WHAT THE TASK REQUIRES:
Answer these from the passage on the OSI summit:
(a) At minimum, what did the summit group agree OSI should serve as for the various efforts toward open?
(b) Which word does the passage offer as possibly more accurate than "community"?
(c) How long did the summit discussions of the key proposals last?

SUPPLIED PASSAGE:
>>>>

What is perfectly clear from OSI’s work is that there is a broad diversity of perspectives and solutions. The summit group agreed that to the extent possible, it behooves OSI to embrace all efforts toward open and try to, at minimum, serve as an “honest broker” for these ideas. We also discussed whether working toward international synergy on open policies should be a goal of OSI—whether it’s best to move gradually toward interoperable scholarly communication policies across nations and funders. Institutions and disciplines should still experiment at the local level, but at the macro level it may not be ideal to have some major funders (government and private) mandate one kind of open access and other major funders mandate another.

  • We claim to represent a community but is there even a community? Scholarly communication involves lots of different people with lots of different interests. Maybe “ecosystem” is a more accurate word than community. Stakeholders across the scholarly communication ecosystem need to participate in reform for improvement to occur. Interconnectedness of issues needs to be emphasized and addressed. Getting people to broaden their thinking is job one.

More questions than answers were raised at this meeting. The questions weren’t necessarily new. The fact that the old answers didn’t entirely suffice is an encouraging sign that group members are now taking ownership of this thinking. That is, OSI has made statements in past reports about what it is doing and how, and these are still accurate, but they may be more aspirational than real. As a group, OSI participants will be weighing the summit group’s questions and perspectives and the OSI effort will adjust language and policies accordingly. Fundamentally, OSI is still in its formative stages and what we’re able to accomplish depends entirely on what OSI participants are willing and able to give, and how this message is received. We will move forward with the action plan approved by the summit group, remain responsible, engaged and flexible as we do so, and do our best to monitor feedback and impacts as this process unfolds over the coming years.

2018-19 ACTION PLANS

In terms of specific action items, the key proposals covered in the day-and-a-half of summit discussions were OSI issue briefs, the OSI website, OSI structure and governance, regional meetings, official statements and side projects.

<<<<

DATASET CONTENT:

>>>>

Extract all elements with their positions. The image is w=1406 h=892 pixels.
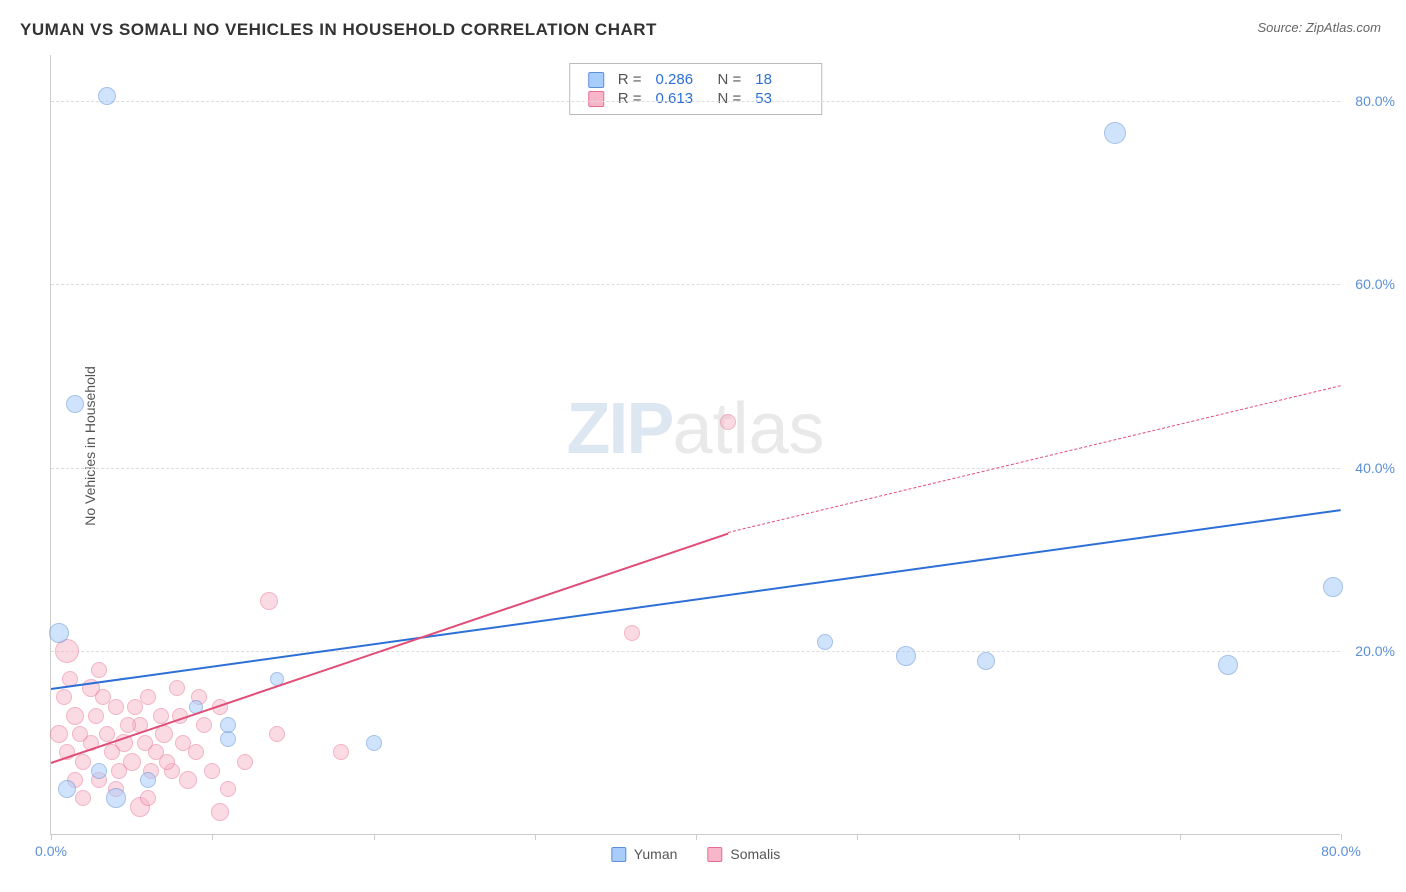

<<<<

THE OUTPUT:
(a) An "honest broker" for these ideas.
(b) "Ecosystem."
(c) A day and a half.